GIVEN PROBLEM:
Without including any pictures, copy each entry below exactly.

INFORMATION GIVEN:
*****

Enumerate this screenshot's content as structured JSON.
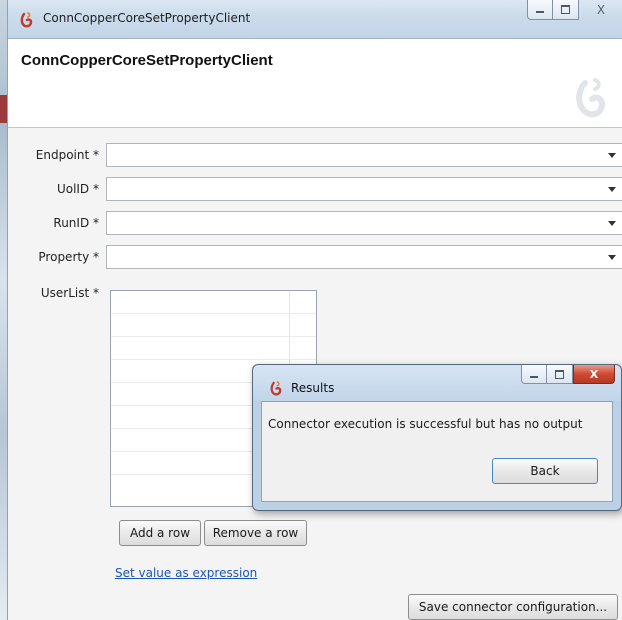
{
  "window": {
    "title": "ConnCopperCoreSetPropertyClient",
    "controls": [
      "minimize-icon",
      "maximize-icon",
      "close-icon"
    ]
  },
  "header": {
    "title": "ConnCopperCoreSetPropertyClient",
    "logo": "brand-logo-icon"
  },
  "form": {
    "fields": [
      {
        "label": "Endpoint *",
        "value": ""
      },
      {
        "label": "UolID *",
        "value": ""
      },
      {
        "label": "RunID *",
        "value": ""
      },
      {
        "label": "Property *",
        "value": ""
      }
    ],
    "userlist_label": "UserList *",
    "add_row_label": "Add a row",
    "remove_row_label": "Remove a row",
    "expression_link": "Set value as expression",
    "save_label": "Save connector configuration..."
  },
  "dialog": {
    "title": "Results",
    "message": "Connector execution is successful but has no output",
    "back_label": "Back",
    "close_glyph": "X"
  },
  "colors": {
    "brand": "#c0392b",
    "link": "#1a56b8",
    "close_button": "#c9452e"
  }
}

*****

TASK RESULT:
Enumerate this screenshot's content as structured JSON.
{
  "window": {
    "title": "ConnCopperCoreSetPropertyClient",
    "controls": [
      "minimize-icon",
      "maximize-icon",
      "close-icon"
    ]
  },
  "header": {
    "title": "ConnCopperCoreSetPropertyClient",
    "logo": "brand-logo-icon"
  },
  "form": {
    "fields": [
      {
        "label": "Endpoint *",
        "value": ""
      },
      {
        "label": "UolID *",
        "value": ""
      },
      {
        "label": "RunID *",
        "value": ""
      },
      {
        "label": "Property *",
        "value": ""
      }
    ],
    "userlist_label": "UserList *",
    "add_row_label": "Add a row",
    "remove_row_label": "Remove a row",
    "expression_link": "Set value as expression",
    "save_label": "Save connector configuration..."
  },
  "dialog": {
    "title": "Results",
    "message": "Connector execution is successful but has no output",
    "back_label": "Back",
    "close_glyph": "X"
  },
  "colors": {
    "brand": "#c0392b",
    "link": "#1a56b8",
    "close_button": "#c9452e"
  }
}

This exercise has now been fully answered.